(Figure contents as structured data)
-=-=-=-=-
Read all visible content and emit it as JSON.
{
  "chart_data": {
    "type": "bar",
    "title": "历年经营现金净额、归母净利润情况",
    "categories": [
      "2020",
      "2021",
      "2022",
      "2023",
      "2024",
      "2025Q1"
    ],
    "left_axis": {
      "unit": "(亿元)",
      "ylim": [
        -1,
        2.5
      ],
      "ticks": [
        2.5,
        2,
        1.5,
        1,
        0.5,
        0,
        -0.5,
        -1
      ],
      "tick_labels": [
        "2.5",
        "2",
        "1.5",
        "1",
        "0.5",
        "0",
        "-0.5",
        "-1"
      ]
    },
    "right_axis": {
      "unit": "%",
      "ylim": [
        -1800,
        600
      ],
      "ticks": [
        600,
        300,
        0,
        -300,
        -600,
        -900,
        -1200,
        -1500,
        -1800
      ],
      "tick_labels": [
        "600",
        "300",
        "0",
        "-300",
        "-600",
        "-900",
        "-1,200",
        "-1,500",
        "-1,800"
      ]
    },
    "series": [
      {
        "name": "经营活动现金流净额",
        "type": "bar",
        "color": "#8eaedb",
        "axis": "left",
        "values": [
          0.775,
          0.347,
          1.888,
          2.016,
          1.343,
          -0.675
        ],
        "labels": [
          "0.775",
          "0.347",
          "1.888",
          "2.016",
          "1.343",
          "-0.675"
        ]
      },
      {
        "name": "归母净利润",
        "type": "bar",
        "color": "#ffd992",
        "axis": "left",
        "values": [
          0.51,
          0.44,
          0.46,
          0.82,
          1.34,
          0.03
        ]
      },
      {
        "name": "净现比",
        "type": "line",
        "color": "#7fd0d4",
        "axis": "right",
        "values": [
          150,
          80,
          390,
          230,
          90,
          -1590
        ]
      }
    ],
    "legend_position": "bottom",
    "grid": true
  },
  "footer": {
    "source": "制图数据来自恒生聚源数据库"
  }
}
-=-=-=-=-
### Given task
Pick out every line holding the string "color" and return it.

### Written solution
        "color": "#8eaedb",
        "color": "#ffd992",
        "color": "#7fd0d4",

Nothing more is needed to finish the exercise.